» TASKS TO CARRY OUT:
A. Can you condense the paragraph beginning "The cost of the simple log" in the text on Cambodian aid projects into a shorter version that keeps its main facts?
B. Will you output the part of the text on Cambodian aid projects that begins at the words "In these shanty" and stops after "wind and rains.", copied character for character?

>> START TEXT TO READ

In one such project, Swiss volunteer Manuel assisted in planting a vegetable garden for the children of a child protection shelter (which will help supplement the children’s meager diet), while at San Sabbay British volunteers organized special classes and activities for the children. “These activities have become the highlight of the children’s week,” say the Soldners.
In Siem Riep we are able to sponsor the salaries of two English teachers for Phom T’nahl School, allowing a total of 200 hundred underprivileged children to be able to attend regular English classes.
A major renovation project has been launched inn Sen Sabbay village aimed at assisting needy families in the repair or rebuilding of their simple bamboo or tin houses. Many of these huts belong to elderly couples who have taken over the care of their young grandchildren, often because the children’s parents are sick or have died of HIV.
In these shanty towns entire families often live in one room, often with holes in the wall, a caved in roof or sometimes no walls at all, just sheets, sarongs, old rice sacks or plastic bags hung to keep out the monsoon wind and rains.
"The cost of the simple log, bamboo & thatch building materials works out to about $20-$40 per dwelling, depending on the size and the state of disrepair,” say the Soldners. “In some cases we’re able to repair & in other cases we have to pull the old structure down & start from scratch.”
Family Care Cambodia recently signed a Memo of Understanding with the Cambodian government, signaling a greater desire to combine efforts for further humanitarian efforts within the country.

>> END TEXT TO READ
>> START INFORMATION SHOWN

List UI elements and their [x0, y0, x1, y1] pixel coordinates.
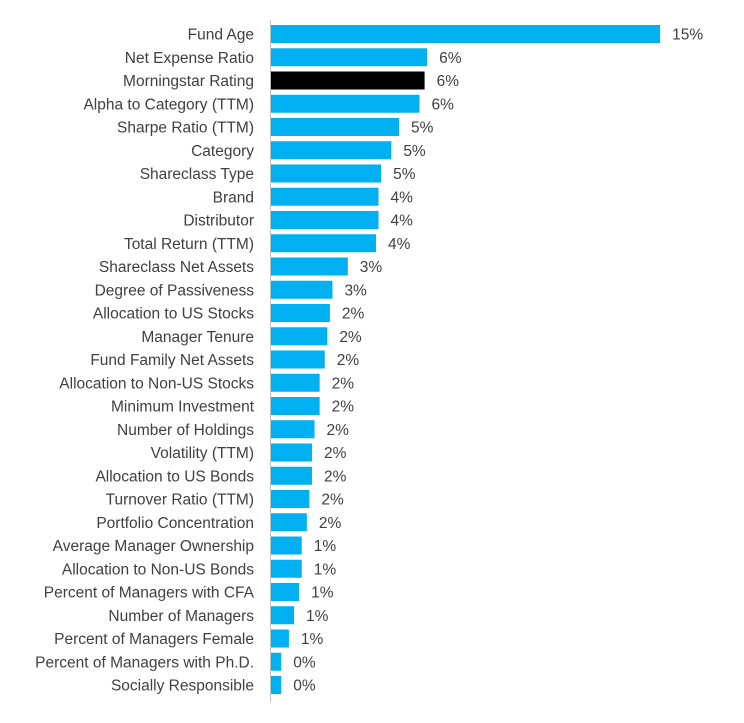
value-label: 1% [314, 561, 337, 578]
category-label: Socially Responsible [111, 678, 254, 695]
category-label: Alpha to Category (TTM) [83, 96, 254, 113]
value-label: 0% [293, 678, 316, 695]
value-label: 0% [293, 654, 316, 671]
bar-degree-of-passiveness [271, 280, 333, 299]
bar-distributor [271, 211, 379, 229]
category-label: Category [191, 143, 254, 160]
category-label: Manager Tenure [141, 329, 254, 346]
value-label: 4% [388, 236, 411, 253]
value-label: 2% [324, 468, 347, 485]
category-label: Shareclass Net Assets [99, 259, 254, 276]
bar-turnover-ratio-ttm [271, 490, 310, 508]
value-label: 6% [439, 50, 462, 67]
bar-alpha-to-category-ttm [271, 94, 420, 113]
value-label: 3% [360, 259, 383, 276]
bar-portfolio-concentration [271, 513, 307, 532]
value-label: 5% [403, 143, 426, 160]
category-label: Average Manager Ownership [53, 538, 254, 555]
value-label: 15% [672, 27, 703, 44]
value-label: 1% [314, 538, 337, 555]
category-label: Percent of Managers with Ph.D. [35, 654, 254, 671]
category-label: Degree of Passiveness [95, 282, 255, 299]
category-label: Allocation to US Bonds [95, 468, 254, 485]
bar-number-of-managers [271, 606, 295, 625]
category-label: Volatility (TTM) [151, 445, 254, 462]
category-label: Total Return (TTM) [124, 236, 254, 253]
category-label: Brand [213, 189, 254, 206]
bar-percent-of-managers-with-cfa [271, 583, 300, 601]
category-label: Percent of Managers with CFA [44, 585, 255, 602]
value-label: 1% [306, 608, 329, 625]
category-label: Morningstar Rating [123, 73, 254, 90]
value-label: 2% [339, 329, 362, 346]
bar-morningstar-rating [271, 71, 425, 90]
value-label: 2% [332, 399, 355, 416]
value-label: 2% [327, 422, 350, 439]
bar-volatility-ttm [271, 443, 312, 462]
bar-number-of-holdings [271, 420, 315, 439]
value-label: 5% [393, 166, 416, 183]
value-label: 4% [391, 189, 414, 206]
bar-category [271, 141, 392, 160]
value-label: 2% [342, 306, 365, 323]
value-label: 2% [332, 375, 355, 392]
category-label: Number of Managers [108, 608, 254, 625]
bar-allocation-to-us-bonds [271, 466, 312, 485]
category-label: Number of Holdings [117, 422, 254, 439]
category-label: Shareclass Type [140, 166, 254, 183]
bar-manager-tenure [271, 327, 328, 346]
bar-percent-of-managers-with-ph-d [271, 652, 282, 671]
bar-allocation-to-us-stocks [271, 304, 330, 322]
bar-net-expense-ratio [271, 48, 428, 67]
bar-shareclass-type [271, 164, 382, 183]
category-label: Portfolio Concentration [96, 515, 254, 532]
value-label: 2% [319, 515, 342, 532]
category-label: Turnover Ratio (TTM) [106, 492, 254, 509]
category-label: Net Expense Ratio [125, 50, 254, 67]
category-label: Distributor [183, 213, 254, 230]
value-label: 1% [311, 585, 334, 602]
value-label: 5% [411, 120, 434, 137]
value-label: 2% [337, 352, 360, 369]
bar-allocation-to-non-us-bonds [271, 559, 302, 578]
bar-fund-age [271, 25, 661, 43]
category-label: Fund Age [188, 27, 254, 44]
value-label: 2% [321, 492, 344, 509]
value-label: 3% [344, 282, 367, 299]
bar-allocation-to-non-us-stocks [271, 373, 320, 392]
category-label: Fund Family Net Assets [90, 352, 254, 369]
value-label: 4% [391, 213, 414, 230]
bar-sharpe-ratio-ttm [271, 118, 399, 136]
bar-brand [271, 187, 379, 206]
bar-average-manager-ownership [271, 536, 302, 555]
category-label: Allocation to Non-US Stocks [59, 375, 254, 392]
bar-total-return-ttm [271, 234, 376, 253]
bar-shareclass-net-assets [271, 257, 348, 276]
category-label: Allocation to Non-US Bonds [62, 561, 254, 578]
category-label: Percent of Managers Female [54, 631, 254, 648]
value-label: 2% [324, 445, 347, 462]
bar-percent-of-managers-female [271, 629, 289, 648]
value-label: 6% [437, 73, 460, 90]
category-label: Minimum Investment [111, 399, 255, 416]
bar-socially-responsible [271, 676, 282, 694]
bars-group [271, 25, 661, 694]
category-label: Sharpe Ratio (TTM) [117, 120, 254, 137]
category-label: Allocation to US Stocks [93, 306, 254, 323]
value-labels-group: 15% 6% 6% 6% 5% 5% 5% 4% 4% 4% 3% 3% 2% 2% 2% 2% 2% 2% 2% 2… [293, 27, 703, 695]
bar-fund-family-net-assets [271, 350, 325, 369]
value-label: 1% [301, 631, 324, 648]
value-label: 6% [431, 96, 454, 113]
bar-minimum-investment [271, 397, 320, 415]
category-labels-group: Fund Age Net Expense Ratio Morningstar Rat… [35, 27, 255, 695]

>> END INFORMATION SHOWN

» TASK-BY-TASK ANSWERS:
A. The Soldners say simple log, bamboo and thatch materials cost about $20–$40 per dwelling, depending on its size and state of disrepair. Some structures can be repaired, while others must be pulled down and rebuilt from scratch.

B.
In these shanty towns entire families often live in one room, often with holes in the wall, a caved in roof or sometimes no walls at all, just sheets, sarongs, old rice sacks or plastic bags hung to keep out the monsoon wind and rains.